***** Task inputs *****
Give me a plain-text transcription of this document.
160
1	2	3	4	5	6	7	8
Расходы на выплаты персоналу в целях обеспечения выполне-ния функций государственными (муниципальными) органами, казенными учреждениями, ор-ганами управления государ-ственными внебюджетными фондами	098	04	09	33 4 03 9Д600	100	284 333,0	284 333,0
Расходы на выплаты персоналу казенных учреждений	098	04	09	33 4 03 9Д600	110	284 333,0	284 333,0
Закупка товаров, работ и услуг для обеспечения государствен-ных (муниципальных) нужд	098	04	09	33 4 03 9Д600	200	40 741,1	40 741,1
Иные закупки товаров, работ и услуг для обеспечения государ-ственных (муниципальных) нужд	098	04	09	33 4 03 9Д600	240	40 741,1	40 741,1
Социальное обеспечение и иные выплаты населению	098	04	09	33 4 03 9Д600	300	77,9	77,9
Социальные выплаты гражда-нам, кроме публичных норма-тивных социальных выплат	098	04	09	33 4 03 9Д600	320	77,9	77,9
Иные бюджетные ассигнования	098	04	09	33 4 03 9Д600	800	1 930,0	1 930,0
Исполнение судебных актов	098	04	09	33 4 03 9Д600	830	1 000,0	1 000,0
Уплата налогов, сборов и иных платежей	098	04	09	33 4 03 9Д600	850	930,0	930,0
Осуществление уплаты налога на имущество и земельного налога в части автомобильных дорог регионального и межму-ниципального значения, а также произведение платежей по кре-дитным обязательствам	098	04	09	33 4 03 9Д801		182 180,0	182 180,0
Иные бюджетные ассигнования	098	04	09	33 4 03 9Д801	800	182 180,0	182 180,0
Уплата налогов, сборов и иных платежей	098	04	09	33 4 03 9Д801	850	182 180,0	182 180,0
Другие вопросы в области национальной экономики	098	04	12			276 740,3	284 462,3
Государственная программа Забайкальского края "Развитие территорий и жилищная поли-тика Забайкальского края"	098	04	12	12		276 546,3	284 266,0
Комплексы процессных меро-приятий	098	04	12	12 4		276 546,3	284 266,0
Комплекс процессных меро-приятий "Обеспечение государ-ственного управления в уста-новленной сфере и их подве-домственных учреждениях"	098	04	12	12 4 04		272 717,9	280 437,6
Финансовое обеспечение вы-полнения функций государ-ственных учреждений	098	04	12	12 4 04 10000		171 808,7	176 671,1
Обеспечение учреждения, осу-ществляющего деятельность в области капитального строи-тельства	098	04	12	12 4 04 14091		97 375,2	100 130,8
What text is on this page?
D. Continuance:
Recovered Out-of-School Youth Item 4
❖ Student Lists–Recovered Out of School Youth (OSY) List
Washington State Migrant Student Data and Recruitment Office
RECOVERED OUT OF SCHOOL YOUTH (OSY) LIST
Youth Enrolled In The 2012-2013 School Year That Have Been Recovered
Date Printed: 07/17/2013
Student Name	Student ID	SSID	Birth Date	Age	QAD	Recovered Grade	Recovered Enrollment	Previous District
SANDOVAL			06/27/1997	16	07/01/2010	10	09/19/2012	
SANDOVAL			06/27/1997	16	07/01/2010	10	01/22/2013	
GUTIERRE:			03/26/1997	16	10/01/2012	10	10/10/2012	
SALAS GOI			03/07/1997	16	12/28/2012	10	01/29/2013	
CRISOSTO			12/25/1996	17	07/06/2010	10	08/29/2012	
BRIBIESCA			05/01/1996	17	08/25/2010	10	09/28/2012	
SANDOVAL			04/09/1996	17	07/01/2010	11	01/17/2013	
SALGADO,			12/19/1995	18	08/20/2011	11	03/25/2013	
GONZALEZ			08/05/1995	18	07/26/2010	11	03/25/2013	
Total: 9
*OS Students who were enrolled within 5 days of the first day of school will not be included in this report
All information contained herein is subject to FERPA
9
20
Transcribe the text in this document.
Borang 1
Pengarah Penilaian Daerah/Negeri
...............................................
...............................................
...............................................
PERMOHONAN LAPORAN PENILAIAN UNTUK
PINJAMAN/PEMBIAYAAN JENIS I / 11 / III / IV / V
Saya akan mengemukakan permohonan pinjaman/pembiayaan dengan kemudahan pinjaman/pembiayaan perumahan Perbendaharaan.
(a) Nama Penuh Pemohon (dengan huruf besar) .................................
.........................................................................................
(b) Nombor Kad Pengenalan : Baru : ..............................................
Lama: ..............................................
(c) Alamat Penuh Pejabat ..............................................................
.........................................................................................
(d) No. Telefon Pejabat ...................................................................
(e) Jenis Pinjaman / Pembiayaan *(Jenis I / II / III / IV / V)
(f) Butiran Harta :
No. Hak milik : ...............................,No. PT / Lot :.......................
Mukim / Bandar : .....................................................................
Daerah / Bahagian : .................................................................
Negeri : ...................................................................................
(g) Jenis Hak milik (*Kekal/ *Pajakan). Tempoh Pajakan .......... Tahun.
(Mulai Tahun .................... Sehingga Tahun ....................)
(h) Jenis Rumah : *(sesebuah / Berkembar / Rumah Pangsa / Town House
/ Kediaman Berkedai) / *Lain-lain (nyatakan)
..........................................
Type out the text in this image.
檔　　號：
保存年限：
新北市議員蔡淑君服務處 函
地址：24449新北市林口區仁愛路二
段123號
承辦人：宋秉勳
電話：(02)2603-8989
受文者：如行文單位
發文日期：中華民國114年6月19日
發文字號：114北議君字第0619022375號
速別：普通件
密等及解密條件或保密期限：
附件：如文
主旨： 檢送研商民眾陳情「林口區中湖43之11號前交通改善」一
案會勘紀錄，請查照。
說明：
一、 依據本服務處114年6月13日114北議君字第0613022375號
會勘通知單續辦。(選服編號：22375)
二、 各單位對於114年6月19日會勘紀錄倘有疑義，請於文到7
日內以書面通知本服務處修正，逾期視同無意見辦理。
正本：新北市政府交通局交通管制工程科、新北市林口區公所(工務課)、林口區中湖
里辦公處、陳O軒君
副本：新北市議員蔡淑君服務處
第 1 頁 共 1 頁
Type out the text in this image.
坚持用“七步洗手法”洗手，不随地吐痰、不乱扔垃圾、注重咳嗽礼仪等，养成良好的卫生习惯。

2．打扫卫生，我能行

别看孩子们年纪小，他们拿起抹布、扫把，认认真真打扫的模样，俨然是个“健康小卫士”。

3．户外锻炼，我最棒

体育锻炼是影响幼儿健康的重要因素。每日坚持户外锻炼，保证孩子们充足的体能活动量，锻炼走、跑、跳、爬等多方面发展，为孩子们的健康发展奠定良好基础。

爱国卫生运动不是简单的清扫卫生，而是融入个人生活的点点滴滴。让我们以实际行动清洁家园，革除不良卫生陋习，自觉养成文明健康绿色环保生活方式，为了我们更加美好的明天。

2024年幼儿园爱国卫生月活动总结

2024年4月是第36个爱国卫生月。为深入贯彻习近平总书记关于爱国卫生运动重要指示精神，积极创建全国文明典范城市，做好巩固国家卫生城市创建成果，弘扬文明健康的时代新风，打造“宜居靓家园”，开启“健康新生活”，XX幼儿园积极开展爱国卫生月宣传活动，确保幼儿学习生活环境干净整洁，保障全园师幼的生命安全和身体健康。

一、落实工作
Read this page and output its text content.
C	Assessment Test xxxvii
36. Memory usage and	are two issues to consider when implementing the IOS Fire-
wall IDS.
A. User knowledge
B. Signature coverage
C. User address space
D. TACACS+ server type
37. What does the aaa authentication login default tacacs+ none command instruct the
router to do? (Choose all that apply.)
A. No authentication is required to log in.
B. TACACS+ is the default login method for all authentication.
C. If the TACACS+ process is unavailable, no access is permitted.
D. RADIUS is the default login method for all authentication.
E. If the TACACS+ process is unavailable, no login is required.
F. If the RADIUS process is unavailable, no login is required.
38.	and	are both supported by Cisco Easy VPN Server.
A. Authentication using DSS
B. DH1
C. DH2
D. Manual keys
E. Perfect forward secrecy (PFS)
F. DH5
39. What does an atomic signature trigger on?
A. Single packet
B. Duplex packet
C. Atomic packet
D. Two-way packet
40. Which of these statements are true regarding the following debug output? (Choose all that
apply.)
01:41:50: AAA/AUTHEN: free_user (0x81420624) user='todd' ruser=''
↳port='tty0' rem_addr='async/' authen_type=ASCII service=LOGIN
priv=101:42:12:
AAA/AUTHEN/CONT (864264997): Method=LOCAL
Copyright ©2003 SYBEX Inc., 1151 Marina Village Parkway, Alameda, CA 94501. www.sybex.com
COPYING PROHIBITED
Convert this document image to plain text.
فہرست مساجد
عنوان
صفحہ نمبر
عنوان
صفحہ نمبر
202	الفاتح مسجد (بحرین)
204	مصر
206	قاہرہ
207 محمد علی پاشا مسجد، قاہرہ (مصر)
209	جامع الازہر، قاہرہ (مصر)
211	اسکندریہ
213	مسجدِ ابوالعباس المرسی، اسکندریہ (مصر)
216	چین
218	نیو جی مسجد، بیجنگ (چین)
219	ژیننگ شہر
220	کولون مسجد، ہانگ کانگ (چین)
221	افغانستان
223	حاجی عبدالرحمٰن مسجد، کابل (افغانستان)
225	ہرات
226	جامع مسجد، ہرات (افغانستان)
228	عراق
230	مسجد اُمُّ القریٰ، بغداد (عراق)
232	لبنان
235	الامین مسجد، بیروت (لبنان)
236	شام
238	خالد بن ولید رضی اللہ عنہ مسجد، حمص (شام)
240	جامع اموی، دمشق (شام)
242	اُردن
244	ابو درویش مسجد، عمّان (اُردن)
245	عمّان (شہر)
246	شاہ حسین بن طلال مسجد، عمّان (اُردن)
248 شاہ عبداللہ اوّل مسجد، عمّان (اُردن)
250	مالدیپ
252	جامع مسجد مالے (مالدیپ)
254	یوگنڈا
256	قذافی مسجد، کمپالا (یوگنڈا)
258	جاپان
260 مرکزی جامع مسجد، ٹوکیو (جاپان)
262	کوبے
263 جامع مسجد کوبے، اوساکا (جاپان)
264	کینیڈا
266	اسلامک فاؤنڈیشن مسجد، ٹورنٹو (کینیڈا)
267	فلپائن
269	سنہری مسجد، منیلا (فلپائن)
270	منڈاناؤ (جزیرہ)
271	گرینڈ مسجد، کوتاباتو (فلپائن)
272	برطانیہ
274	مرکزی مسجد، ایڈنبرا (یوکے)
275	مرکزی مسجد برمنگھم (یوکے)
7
*****
**Problem to work on**
Using the records above, gather all lines where the string "ассигнования" is present.

**Solved exercise**
Иные бюджетные ассигнования	098	04	09	33 4 03 9Д600	800	1 930,0	1 930,0
Иные бюджетные ассигнования	098	04	09	33 4 03 9Д801	800	182 180,0	182 180,0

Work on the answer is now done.